Records excerpted from a collection
>>>
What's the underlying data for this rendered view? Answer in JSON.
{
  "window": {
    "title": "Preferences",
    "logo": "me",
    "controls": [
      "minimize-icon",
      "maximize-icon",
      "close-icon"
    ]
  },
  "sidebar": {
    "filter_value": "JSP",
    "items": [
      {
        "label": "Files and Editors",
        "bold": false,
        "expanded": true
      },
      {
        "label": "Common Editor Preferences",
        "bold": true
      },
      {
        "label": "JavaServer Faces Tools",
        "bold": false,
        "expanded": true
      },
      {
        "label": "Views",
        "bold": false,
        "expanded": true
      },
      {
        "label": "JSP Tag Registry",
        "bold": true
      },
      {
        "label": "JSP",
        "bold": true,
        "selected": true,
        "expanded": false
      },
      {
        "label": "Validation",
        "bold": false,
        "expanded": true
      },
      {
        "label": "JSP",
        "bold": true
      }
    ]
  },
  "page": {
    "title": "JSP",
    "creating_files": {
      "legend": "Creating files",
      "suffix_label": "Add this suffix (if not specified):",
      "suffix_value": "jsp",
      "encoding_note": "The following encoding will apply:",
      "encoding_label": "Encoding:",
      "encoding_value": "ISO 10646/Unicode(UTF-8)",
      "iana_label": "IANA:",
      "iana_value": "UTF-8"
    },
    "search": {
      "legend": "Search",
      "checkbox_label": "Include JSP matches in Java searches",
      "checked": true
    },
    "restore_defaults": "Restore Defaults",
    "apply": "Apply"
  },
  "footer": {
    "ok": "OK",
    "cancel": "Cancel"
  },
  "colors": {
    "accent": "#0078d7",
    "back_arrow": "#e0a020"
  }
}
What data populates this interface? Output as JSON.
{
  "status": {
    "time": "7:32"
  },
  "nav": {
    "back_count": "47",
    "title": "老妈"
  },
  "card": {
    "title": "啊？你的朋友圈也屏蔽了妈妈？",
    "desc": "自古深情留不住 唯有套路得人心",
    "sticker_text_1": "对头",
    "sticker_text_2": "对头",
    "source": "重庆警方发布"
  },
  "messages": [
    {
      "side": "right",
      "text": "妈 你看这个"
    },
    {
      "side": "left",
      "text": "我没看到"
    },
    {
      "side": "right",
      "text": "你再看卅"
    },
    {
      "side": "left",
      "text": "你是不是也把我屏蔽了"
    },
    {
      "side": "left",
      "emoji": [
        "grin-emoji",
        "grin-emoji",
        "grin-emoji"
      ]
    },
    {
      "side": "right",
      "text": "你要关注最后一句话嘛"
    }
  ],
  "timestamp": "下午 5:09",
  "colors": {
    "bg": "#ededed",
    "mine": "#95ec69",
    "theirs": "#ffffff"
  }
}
<<<
*Task requirements*. Copy out each record, keeping every word as it is.

*The reply*.
What's the underlying data for this rendered view? Answer in JSON.
{
  "window": {
    "title": "Preferences",
    "logo": "me",
    "controls": [
      "minimize-icon",
      "maximize-icon",
      "close-icon"
    ]
  },
  "sidebar": {
    "filter_value": "JSP",
    "items": [
      {
        "label": "Files and Editors",
        "bold": false,
        "expanded": true
      },
      {
        "label": "Common Editor Preferences",
        "bold": true
      },
      {
        "label": "JavaServer Faces Tools",
        "bold": false,
        "expanded": true
      },
      {
        "label": "Views",
        "bold": false,
        "expanded": true
      },
      {
        "label": "JSP Tag Registry",
        "bold": true
      },
      {
        "label": "JSP",
        "bold": true,
        "selected": true,
        "expanded": false
      },
      {
        "label": "Validation",
        "bold": false,
        "expanded": true
      },
      {
        "label": "JSP",
        "bold": true
      }
    ]
  },
  "page": {
    "title": "JSP",
    "creating_files": {
      "legend": "Creating files",
      "suffix_label": "Add this suffix (if not specified):",
      "suffix_value": "jsp",
      "encoding_note": "The following encoding will apply:",
      "encoding_label": "Encoding:",
      "encoding_value": "ISO 10646/Unicode(UTF-8)",
      "iana_label": "IANA:",
      "iana_value": "UTF-8"
    },
    "search": {
      "legend": "Search",
      "checkbox_label": "Include JSP matches in Java searches",
      "checked": true
    },
    "restore_defaults": "Restore Defaults",
    "apply": "Apply"
  },
  "footer": {
    "ok": "OK",
    "cancel": "Cancel"
  },
  "colors": {
    "accent": "#0078d7",
    "back_arrow": "#e0a020"
  }
}
What data populates this interface? Output as JSON.
{
  "status": {
    "time": "7:32"
  },
  "nav": {
    "back_count": "47",
    "title": "老妈"
  },
  "card": {
    "title": "啊？你的朋友圈也屏蔽了妈妈？",
    "desc": "自古深情留不住 唯有套路得人心",
    "sticker_text_1": "对头",
    "sticker_text_2": "对头",
    "source": "重庆警方发布"
  },
  "messages": [
    {
      "side": "right",
      "text": "妈 你看这个"
    },
    {
      "side": "left",
      "text": "我没看到"
    },
    {
      "side": "right",
      "text": "你再看卅"
    },
    {
      "side": "left",
      "text": "你是不是也把我屏蔽了"
    },
    {
      "side": "left",
      "emoji": [
        "grin-emoji",
        "grin-emoji",
        "grin-emoji"
      ]
    },
    {
      "side": "right",
      "text": "你要关注最后一句话嘛"
    }
  ],
  "timestamp": "下午 5:09",
  "colors": {
    "bg": "#ededed",
    "mine": "#95ec69",
    "theirs": "#ffffff"
  }
}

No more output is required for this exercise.